### REQUIRED ACTION
Below are records to transcribe in full and unchanged; omit every picture.

[Opening EXERCISE INPUT section]

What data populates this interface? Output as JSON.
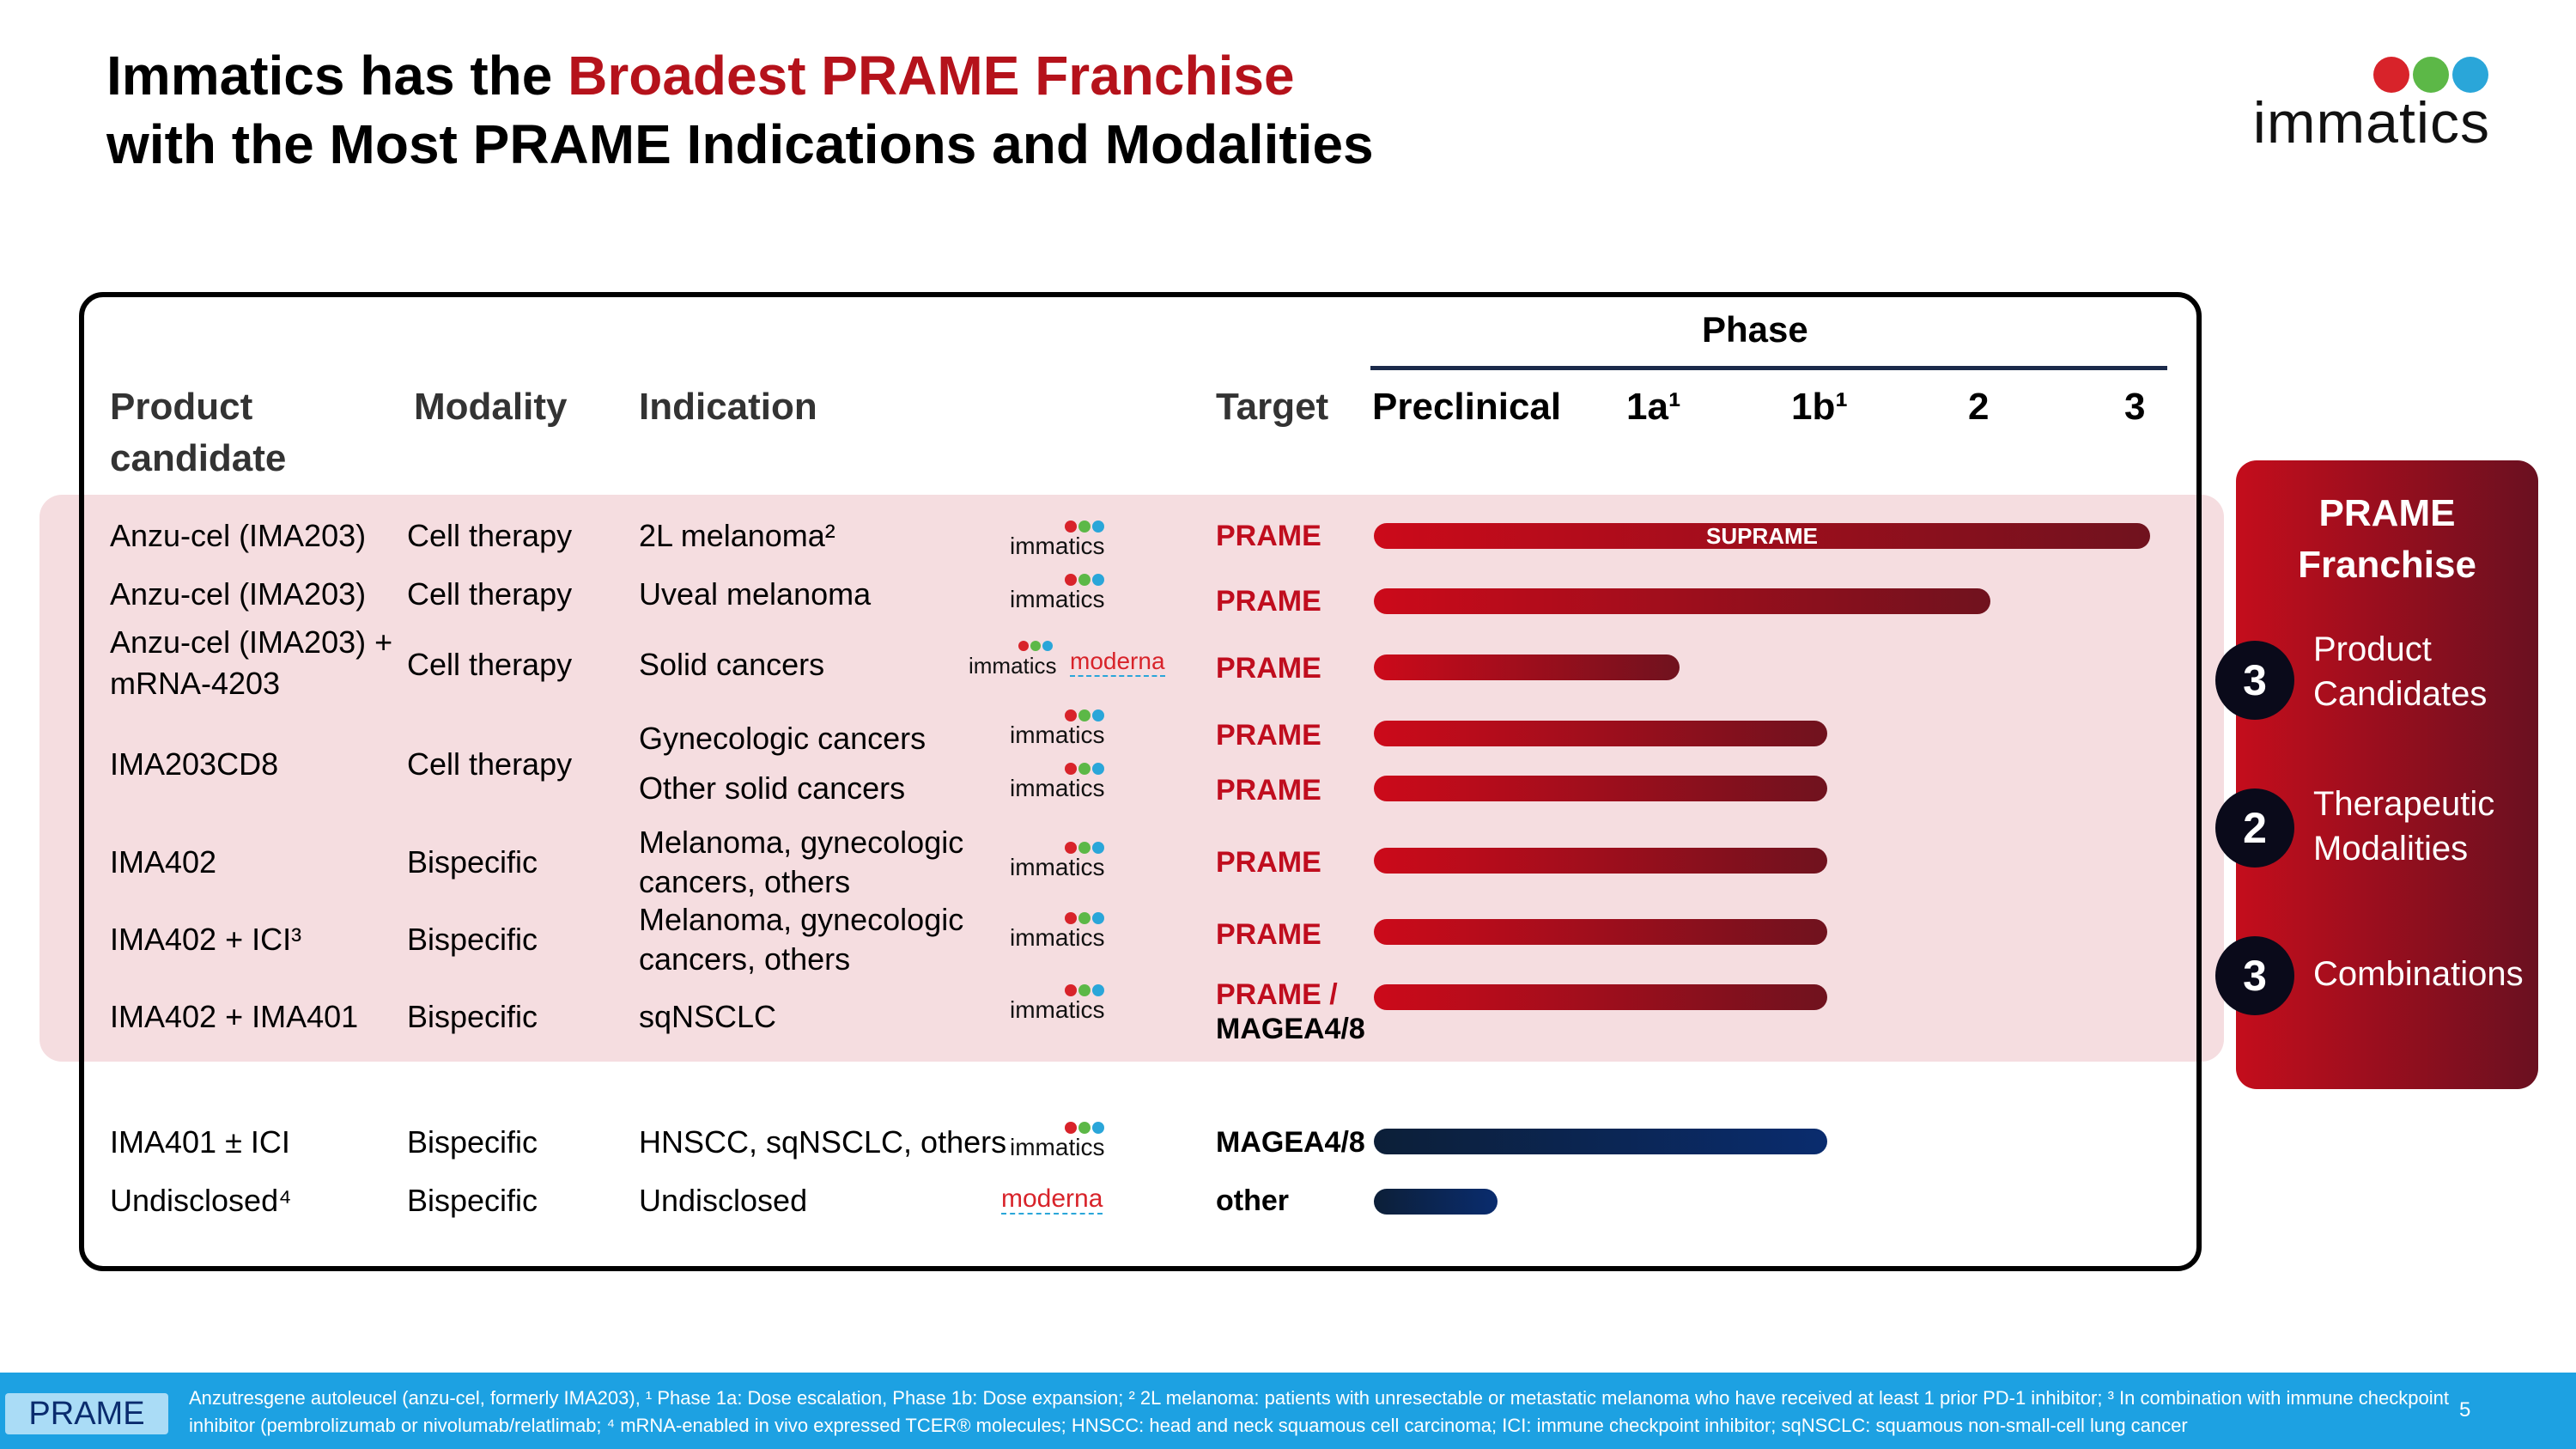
{
  "title": {
    "line1_pre": "Immatics has the ",
    "line1_hl": "Broadest PRAME Franchise",
    "line2": "with the Most PRAME Indications and Modalities"
  },
  "logo": {
    "word": "immatics",
    "colors": [
      "#d8232a",
      "#5cb847",
      "#2aa6d9"
    ]
  },
  "table": {
    "headers": {
      "product": "Product candidate",
      "modality": "Modality",
      "indication": "Indication",
      "target": "Target",
      "phase": "Phase",
      "preclinical": "Preclinical",
      "p1a": "1a¹",
      "p1b": "1b¹",
      "p2": "2",
      "p3": "3"
    },
    "rows": [
      {
        "product": "Anzu-cel (IMA203)",
        "modality": "Cell therapy",
        "indication": "2L melanoma²",
        "partner": "immatics",
        "target": "PRAME",
        "phase_end": 3.0,
        "bar_label": "SUPRAME"
      },
      {
        "product": "Anzu-cel (IMA203)",
        "modality": "Cell therapy",
        "indication": "Uveal melanoma",
        "partner": "immatics",
        "target": "PRAME",
        "phase_end": 2.25
      },
      {
        "product": "Anzu-cel (IMA203) + mRNA-4203",
        "modality": "Cell therapy",
        "indication": "Solid cancers",
        "partner": "immatics moderna",
        "target": "PRAME",
        "phase_end": 0.9
      },
      {
        "product": "IMA203CD8",
        "modality": "Cell therapy",
        "indication": "Gynecologic cancers",
        "partner": "immatics",
        "target": "PRAME",
        "phase_end": 1.8
      },
      {
        "indication": "Other solid cancers",
        "partner": "immatics",
        "target": "PRAME",
        "phase_end": 1.8
      },
      {
        "product": "IMA402",
        "modality": "Bispecific",
        "indication": "Melanoma, gynecologic cancers, others",
        "partner": "immatics",
        "target": "PRAME",
        "phase_end": 1.8
      },
      {
        "product": "IMA402 + ICI³",
        "modality": "Bispecific",
        "indication": "Melanoma, gynecologic cancers, others",
        "partner": "immatics",
        "target": "PRAME",
        "phase_end": 1.8
      },
      {
        "product": "IMA402 + IMA401",
        "modality": "Bispecific",
        "indication": "sqNSCLC",
        "partner": "immatics",
        "target": "PRAME / MAGEA4/8",
        "phase_end": 1.8
      },
      {
        "product": "IMA401 ± ICI",
        "modality": "Bispecific",
        "indication": "HNSCC, sqNSCLC, others",
        "partner": "immatics",
        "target": "MAGEA4/8",
        "phase_end": 1.8
      },
      {
        "product": "Undisclosed⁴",
        "modality": "Bispecific",
        "indication": "Undisclosed",
        "partner": "moderna",
        "target": "other",
        "phase_end": 0.3
      }
    ]
  },
  "franchise": {
    "title": "PRAME Franchise",
    "items": [
      {
        "num": "3",
        "label": "Product Candidates"
      },
      {
        "num": "2",
        "label": "Therapeutic Modalities"
      },
      {
        "num": "3",
        "label": "Combinations"
      }
    ]
  },
  "footer": {
    "tag": "PRAME",
    "note": "Anzutresgene autoleucel (anzu-cel, formerly IMA203), ¹ Phase 1a: Dose escalation, Phase 1b: Dose expansion; ² 2L melanoma: patients with unresectable or metastatic melanoma who have received at least 1 prior PD-1 inhibitor; ³ In combination with immune checkpoint inhibitor (pembrolizumab or nivolumab/relatlimab; ⁴ mRNA-enabled in vivo expressed TCER® molecules; HNSCC: head and neck squamous cell carcinoma; ICI: immune checkpoint inhibitor; sqNSCLC: squamous non-small-cell lung cancer",
    "page": "5"
  }
}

[Closing EXERCISE INPUT section]

### RESPONSE TO THE EXERCISE
What data populates this interface? Output as JSON.
{
  "title": {
    "line1_pre": "Immatics has the ",
    "line1_hl": "Broadest PRAME Franchise",
    "line2": "with the Most PRAME Indications and Modalities"
  },
  "logo": {
    "word": "immatics",
    "colors": [
      "#d8232a",
      "#5cb847",
      "#2aa6d9"
    ]
  },
  "table": {
    "headers": {
      "product": "Product candidate",
      "modality": "Modality",
      "indication": "Indication",
      "target": "Target",
      "phase": "Phase",
      "preclinical": "Preclinical",
      "p1a": "1a¹",
      "p1b": "1b¹",
      "p2": "2",
      "p3": "3"
    },
    "rows": [
      {
        "product": "Anzu-cel (IMA203)",
        "modality": "Cell therapy",
        "indication": "2L melanoma²",
        "partner": "immatics",
        "target": "PRAME",
        "phase_end": 3.0,
        "bar_label": "SUPRAME"
      },
      {
        "product": "Anzu-cel (IMA203)",
        "modality": "Cell therapy",
        "indication": "Uveal melanoma",
        "partner": "immatics",
        "target": "PRAME",
        "phase_end": 2.25
      },
      {
        "product": "Anzu-cel (IMA203) + mRNA-4203",
        "modality": "Cell therapy",
        "indication": "Solid cancers",
        "partner": "immatics moderna",
        "target": "PRAME",
        "phase_end": 0.9
      },
      {
        "product": "IMA203CD8",
        "modality": "Cell therapy",
        "indication": "Gynecologic cancers",
        "partner": "immatics",
        "target": "PRAME",
        "phase_end": 1.8
      },
      {
        "indication": "Other solid cancers",
        "partner": "immatics",
        "target": "PRAME",
        "phase_end": 1.8
      },
      {
        "product": "IMA402",
        "modality": "Bispecific",
        "indication": "Melanoma, gynecologic cancers, others",
        "partner": "immatics",
        "target": "PRAME",
        "phase_end": 1.8
      },
      {
        "product": "IMA402 + ICI³",
        "modality": "Bispecific",
        "indication": "Melanoma, gynecologic cancers, others",
        "partner": "immatics",
        "target": "PRAME",
        "phase_end": 1.8
      },
      {
        "product": "IMA402 + IMA401",
        "modality": "Bispecific",
        "indication": "sqNSCLC",
        "partner": "immatics",
        "target": "PRAME / MAGEA4/8",
        "phase_end": 1.8
      },
      {
        "product": "IMA401 ± ICI",
        "modality": "Bispecific",
        "indication": "HNSCC, sqNSCLC, others",
        "partner": "immatics",
        "target": "MAGEA4/8",
        "phase_end": 1.8
      },
      {
        "product": "Undisclosed⁴",
        "modality": "Bispecific",
        "indication": "Undisclosed",
        "partner": "moderna",
        "target": "other",
        "phase_end": 0.3
      }
    ]
  },
  "franchise": {
    "title": "PRAME Franchise",
    "items": [
      {
        "num": "3",
        "label": "Product Candidates"
      },
      {
        "num": "2",
        "label": "Therapeutic Modalities"
      },
      {
        "num": "3",
        "label": "Combinations"
      }
    ]
  },
  "footer": {
    "tag": "PRAME",
    "note": "Anzutresgene autoleucel (anzu-cel, formerly IMA203), ¹ Phase 1a: Dose escalation, Phase 1b: Dose expansion; ² 2L melanoma: patients with unresectable or metastatic melanoma who have received at least 1 prior PD-1 inhibitor; ³ In combination with immune checkpoint inhibitor (pembrolizumab or nivolumab/relatlimab; ⁴ mRNA-enabled in vivo expressed TCER® molecules; HNSCC: head and neck squamous cell carcinoma; ICI: immune checkpoint inhibitor; sqNSCLC: squamous non-small-cell lung cancer",
    "page": "5"
  }
}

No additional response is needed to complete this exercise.